**Data listing**
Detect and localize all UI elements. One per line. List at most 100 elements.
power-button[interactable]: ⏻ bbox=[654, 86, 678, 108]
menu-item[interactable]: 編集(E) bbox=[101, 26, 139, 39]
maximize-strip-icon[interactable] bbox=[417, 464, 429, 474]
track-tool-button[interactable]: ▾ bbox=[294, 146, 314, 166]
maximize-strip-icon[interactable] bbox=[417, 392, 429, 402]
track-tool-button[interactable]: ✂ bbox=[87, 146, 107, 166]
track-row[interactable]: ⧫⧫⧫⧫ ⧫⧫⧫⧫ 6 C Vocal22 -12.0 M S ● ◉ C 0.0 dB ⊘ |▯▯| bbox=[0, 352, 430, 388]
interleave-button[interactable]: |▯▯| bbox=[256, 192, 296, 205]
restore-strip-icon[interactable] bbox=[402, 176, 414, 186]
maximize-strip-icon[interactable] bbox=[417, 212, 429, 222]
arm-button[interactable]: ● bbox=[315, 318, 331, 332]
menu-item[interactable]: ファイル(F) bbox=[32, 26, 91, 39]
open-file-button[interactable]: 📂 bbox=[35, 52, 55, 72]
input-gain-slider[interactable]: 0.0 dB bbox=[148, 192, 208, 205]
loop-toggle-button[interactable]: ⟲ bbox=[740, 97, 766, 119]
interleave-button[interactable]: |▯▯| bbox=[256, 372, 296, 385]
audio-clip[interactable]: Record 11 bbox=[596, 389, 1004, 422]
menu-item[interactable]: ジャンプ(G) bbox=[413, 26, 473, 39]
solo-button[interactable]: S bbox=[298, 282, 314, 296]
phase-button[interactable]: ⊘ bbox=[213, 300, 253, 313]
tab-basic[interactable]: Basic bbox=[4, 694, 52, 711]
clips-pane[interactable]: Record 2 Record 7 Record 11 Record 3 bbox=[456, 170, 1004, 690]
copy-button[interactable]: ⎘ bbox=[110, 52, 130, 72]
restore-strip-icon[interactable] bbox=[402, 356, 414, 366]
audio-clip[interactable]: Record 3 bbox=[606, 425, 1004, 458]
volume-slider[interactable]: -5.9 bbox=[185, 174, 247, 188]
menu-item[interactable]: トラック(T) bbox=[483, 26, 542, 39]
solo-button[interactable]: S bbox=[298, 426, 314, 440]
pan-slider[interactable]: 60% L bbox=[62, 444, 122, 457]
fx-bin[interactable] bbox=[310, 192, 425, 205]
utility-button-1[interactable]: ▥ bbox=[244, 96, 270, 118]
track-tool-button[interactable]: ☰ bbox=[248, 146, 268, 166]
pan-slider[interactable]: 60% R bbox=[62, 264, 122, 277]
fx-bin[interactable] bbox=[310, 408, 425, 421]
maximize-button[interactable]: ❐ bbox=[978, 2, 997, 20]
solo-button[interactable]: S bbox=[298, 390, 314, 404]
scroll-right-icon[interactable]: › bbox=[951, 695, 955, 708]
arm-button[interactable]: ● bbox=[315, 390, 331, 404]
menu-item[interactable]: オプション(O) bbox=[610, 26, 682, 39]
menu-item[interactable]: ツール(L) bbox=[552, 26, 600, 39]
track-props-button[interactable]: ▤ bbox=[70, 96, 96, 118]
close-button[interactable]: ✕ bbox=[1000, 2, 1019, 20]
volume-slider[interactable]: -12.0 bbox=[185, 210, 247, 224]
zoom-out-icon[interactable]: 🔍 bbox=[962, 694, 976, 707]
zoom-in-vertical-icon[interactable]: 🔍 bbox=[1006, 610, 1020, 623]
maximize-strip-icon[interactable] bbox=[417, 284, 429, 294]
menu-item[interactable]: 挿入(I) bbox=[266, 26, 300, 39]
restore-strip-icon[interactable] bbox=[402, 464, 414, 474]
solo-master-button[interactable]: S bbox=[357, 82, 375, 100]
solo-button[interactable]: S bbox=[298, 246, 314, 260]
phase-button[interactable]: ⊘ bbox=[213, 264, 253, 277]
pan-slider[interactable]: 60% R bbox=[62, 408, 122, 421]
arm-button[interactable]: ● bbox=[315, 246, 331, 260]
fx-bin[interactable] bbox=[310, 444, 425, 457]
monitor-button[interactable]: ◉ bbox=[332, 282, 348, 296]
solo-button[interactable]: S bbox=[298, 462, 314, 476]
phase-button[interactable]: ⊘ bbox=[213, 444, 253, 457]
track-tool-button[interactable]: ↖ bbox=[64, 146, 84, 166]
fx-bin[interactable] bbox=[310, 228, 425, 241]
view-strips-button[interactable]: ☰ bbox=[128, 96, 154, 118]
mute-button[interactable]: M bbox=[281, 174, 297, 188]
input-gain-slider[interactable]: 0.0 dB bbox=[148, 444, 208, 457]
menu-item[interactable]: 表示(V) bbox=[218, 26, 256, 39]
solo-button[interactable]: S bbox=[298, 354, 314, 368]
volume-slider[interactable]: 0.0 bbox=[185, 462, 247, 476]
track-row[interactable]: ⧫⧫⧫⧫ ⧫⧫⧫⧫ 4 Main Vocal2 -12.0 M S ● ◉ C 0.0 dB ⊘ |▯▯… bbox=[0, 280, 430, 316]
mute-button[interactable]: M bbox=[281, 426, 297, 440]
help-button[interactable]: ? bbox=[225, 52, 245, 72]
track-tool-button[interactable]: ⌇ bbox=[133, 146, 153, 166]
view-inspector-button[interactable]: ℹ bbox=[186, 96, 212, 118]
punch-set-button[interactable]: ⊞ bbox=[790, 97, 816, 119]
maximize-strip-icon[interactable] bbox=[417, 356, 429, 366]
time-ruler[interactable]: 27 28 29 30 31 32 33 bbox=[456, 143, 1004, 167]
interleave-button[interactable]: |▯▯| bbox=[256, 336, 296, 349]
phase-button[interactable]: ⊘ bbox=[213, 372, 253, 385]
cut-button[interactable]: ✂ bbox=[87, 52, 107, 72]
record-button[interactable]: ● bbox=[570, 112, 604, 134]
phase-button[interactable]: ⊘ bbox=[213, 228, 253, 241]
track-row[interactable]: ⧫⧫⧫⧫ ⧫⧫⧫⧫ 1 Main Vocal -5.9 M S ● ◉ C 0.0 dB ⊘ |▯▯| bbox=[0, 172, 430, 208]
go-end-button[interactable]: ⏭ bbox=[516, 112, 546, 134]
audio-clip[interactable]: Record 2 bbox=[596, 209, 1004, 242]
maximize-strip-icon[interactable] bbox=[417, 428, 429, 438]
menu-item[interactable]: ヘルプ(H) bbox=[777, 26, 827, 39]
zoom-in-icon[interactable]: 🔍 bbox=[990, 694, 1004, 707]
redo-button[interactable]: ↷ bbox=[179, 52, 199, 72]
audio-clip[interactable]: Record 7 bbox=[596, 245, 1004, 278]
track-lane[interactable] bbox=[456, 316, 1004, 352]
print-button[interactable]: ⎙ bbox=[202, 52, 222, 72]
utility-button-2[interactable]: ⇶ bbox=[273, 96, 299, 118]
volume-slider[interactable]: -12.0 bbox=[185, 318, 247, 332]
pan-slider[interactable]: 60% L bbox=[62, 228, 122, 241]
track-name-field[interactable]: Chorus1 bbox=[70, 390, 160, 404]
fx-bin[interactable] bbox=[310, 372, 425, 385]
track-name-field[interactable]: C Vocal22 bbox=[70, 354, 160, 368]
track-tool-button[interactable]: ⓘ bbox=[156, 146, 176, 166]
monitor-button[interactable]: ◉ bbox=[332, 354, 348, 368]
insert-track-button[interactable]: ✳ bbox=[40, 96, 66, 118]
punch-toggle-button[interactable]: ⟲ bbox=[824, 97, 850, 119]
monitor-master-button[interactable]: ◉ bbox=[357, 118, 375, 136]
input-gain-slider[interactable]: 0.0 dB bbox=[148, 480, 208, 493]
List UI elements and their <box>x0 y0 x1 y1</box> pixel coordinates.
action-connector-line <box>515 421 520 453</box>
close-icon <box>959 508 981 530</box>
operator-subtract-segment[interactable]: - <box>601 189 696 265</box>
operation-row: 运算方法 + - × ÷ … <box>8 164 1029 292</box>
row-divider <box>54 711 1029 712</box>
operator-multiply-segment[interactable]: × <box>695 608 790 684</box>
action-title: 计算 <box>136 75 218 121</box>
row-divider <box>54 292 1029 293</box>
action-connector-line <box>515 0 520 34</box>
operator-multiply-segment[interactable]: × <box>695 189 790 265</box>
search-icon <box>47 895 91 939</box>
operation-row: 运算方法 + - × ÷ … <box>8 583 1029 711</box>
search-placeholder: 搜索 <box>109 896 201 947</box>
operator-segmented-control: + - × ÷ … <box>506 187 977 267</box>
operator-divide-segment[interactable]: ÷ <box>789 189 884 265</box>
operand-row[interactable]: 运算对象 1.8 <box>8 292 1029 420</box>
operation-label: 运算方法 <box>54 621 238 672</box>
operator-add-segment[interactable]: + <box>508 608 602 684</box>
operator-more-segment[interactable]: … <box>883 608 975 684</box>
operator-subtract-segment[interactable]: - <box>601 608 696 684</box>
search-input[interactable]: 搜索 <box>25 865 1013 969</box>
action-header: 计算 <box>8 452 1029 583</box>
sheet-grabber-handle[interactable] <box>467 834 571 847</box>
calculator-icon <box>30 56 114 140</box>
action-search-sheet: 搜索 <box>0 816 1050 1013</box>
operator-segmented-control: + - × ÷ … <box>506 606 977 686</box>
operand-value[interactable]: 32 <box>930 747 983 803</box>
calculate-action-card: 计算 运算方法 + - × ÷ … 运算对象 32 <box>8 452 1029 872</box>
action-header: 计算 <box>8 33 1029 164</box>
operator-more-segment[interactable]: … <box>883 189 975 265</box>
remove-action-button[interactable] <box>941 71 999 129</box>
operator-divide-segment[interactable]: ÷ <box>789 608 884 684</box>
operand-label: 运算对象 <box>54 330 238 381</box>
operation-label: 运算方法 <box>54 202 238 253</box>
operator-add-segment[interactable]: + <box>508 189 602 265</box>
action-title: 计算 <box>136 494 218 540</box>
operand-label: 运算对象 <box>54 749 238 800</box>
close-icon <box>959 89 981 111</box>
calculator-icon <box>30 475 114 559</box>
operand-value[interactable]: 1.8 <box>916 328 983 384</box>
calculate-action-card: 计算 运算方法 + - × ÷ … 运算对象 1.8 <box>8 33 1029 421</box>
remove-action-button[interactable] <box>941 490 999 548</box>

**Exercise**
Reproduce the records verbatim, starting at their first line and ending with the line that holds "menu-item[interactable]: ファイル(F) bbox=[32, 26, 91, 39]". Include that final line.

**Result of this task**
Detect and localize all UI elements. One per line. List at most 100 elements.
power-button[interactable]: ⏻ bbox=[654, 86, 678, 108]
menu-item[interactable]: 編集(E) bbox=[101, 26, 139, 39]
maximize-strip-icon[interactable] bbox=[417, 464, 429, 474]
track-tool-button[interactable]: ▾ bbox=[294, 146, 314, 166]
maximize-strip-icon[interactable] bbox=[417, 392, 429, 402]
track-tool-button[interactable]: ✂ bbox=[87, 146, 107, 166]
track-row[interactable]: ⧫⧫⧫⧫ ⧫⧫⧫⧫ 6 C Vocal22 -12.0 M S ● ◉ C 0.0 dB ⊘ |▯▯| bbox=[0, 352, 430, 388]
interleave-button[interactable]: |▯▯| bbox=[256, 192, 296, 205]
restore-strip-icon[interactable] bbox=[402, 176, 414, 186]
maximize-strip-icon[interactable] bbox=[417, 212, 429, 222]
arm-button[interactable]: ● bbox=[315, 318, 331, 332]
menu-item[interactable]: ファイル(F) bbox=[32, 26, 91, 39]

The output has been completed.